## SELECTED EXTRACT
The Late Model was just about ready for another set of hot laps and I was beginning to struggle with a huge dilemma. I felt bad for Sarah. Seeing her standing around in her fire suit and no race car made me sad. The other issue was the me wanting to run my Coupe. The CVM were running their Mid Season Championship and the car was fairly quick. I thought to myself “should I offer her the car”? Of course. However, maybe she wouldn’t be allowed because I already signed it in. I was tore between her situation, no car, and me wanting to race the Mid Season.
Lined up and sitting in the Late Model waiting to go out for practice again I talked to Jim. “hey buddy I got a problem”. “What is it”? he asked. “I really want to race the CVM, but I think I should offer it to Sarah”. “It’s up to you”, he replied.
After the Late Model second set of hot laps (the car was good), I asked Sarah if she would like to drive the Coupe tonight. She said “yes”, not “maybe, or I’m not sure”, because had I heard either one of those answers I would have said “maybe next time”. So, we went to Sharon Yost, told her the deal, she said talk to Dave Trendell. I explained things to Dave and he said yes, noting that it was okay because the procedure was in the rule book and I had not qualified the car yet. It was a done deal, Sarah was happy, and in some weird way, in spite of passing up a chance to race two cars, I was to.

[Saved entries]
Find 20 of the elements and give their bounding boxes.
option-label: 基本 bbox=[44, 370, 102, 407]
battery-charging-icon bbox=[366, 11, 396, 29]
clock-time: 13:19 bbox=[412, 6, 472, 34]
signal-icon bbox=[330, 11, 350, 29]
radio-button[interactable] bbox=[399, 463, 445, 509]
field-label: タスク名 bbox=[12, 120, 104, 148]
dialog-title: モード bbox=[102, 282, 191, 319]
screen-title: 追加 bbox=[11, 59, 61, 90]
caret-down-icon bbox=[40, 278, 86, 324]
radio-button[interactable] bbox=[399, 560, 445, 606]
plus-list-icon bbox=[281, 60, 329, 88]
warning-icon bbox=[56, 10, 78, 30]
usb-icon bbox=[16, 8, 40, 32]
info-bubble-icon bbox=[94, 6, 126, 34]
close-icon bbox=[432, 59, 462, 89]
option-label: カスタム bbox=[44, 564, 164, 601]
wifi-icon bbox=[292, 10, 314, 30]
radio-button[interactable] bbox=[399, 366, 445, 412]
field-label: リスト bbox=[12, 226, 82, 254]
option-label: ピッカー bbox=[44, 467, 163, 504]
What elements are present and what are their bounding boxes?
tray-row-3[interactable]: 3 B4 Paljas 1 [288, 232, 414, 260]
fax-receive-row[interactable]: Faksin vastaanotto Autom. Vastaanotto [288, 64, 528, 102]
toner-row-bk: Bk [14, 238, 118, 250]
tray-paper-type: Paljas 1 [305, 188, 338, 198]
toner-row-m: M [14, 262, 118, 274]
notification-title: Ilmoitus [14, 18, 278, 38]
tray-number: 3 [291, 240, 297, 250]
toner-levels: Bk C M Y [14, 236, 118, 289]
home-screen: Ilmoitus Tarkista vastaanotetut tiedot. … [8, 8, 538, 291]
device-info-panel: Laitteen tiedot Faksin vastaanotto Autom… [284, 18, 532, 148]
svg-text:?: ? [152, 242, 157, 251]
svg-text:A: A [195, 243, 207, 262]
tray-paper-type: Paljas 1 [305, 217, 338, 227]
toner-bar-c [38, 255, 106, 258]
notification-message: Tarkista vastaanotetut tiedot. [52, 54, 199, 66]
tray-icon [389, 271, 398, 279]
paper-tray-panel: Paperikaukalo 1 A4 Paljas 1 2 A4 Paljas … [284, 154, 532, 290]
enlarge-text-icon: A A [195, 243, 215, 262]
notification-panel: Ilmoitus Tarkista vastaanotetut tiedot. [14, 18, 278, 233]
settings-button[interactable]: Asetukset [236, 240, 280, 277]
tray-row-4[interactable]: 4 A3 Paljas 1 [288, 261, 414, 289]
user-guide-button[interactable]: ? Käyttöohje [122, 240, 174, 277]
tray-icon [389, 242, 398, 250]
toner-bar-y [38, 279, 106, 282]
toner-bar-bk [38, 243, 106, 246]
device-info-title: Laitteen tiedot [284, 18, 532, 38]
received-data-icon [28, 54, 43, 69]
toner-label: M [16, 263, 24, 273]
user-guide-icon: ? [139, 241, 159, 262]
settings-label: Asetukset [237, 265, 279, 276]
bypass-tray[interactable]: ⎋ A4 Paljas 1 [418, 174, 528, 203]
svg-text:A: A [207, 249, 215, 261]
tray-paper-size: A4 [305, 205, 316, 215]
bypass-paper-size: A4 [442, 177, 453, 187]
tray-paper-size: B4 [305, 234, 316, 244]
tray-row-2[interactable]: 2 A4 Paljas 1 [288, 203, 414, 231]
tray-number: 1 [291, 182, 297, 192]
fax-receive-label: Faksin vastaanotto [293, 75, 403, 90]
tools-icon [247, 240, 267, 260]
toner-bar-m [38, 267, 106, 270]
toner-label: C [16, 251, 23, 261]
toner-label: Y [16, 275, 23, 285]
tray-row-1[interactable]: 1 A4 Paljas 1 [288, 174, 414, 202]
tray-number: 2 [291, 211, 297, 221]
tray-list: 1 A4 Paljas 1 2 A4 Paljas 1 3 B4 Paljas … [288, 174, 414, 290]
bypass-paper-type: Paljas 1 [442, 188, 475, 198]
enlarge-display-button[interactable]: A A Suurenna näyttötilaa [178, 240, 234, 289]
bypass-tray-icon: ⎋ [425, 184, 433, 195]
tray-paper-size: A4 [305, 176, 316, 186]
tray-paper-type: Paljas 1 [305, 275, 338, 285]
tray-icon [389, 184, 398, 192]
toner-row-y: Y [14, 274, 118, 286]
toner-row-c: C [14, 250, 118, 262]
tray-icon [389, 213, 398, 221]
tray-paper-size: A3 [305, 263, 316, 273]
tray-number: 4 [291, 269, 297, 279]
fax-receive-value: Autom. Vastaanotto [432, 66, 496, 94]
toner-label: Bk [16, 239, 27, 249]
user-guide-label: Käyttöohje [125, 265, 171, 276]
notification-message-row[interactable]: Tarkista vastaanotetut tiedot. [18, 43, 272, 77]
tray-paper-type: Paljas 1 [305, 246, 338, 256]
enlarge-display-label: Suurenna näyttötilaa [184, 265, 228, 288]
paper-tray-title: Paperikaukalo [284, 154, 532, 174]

## TASKS TO COMPLETE
1. Using the racing story, rewrite the paragraph that begins "After the Late Model second set of hot laps" as a short list that keeps its main facts.
2. From the racing story, pull out the passage starting at "After the Late" and ending at "cars, I was to.", copying it word for word.

## PROBLEM SOLUTIONS
1.
- After the Late Model's second set of hot laps went well, I asked Sarah if she wanted to drive the Coupe that night.
- She said yes. A "maybe" or "I'm not sure" would have made me say "maybe next time."
- We went to Sharon Yost, who told us to talk to Dave Trendell.
- Dave said yes, because the rule book allowed it and I hadn't qualified the car yet.
- Sarah was happy, and so was I, even though I gave up a chance to race two cars.

2.
After the Late Model second set of hot laps (the car was good), I asked Sarah if she would like to drive the Coupe tonight. She said “yes”, not “maybe, or I’m not sure”, because had I heard either one of those answers I would have said “maybe next time”. So, we went to Sharon Yost, told her the deal, she said talk to Dave Trendell. I explained things to Dave and he said yes, noting that it was okay because the procedure was in the rule book and I had not qualified the car yet. It was a done deal, Sarah was happy, and in some weird way, in spite of passing up a chance to race two cars, I was to.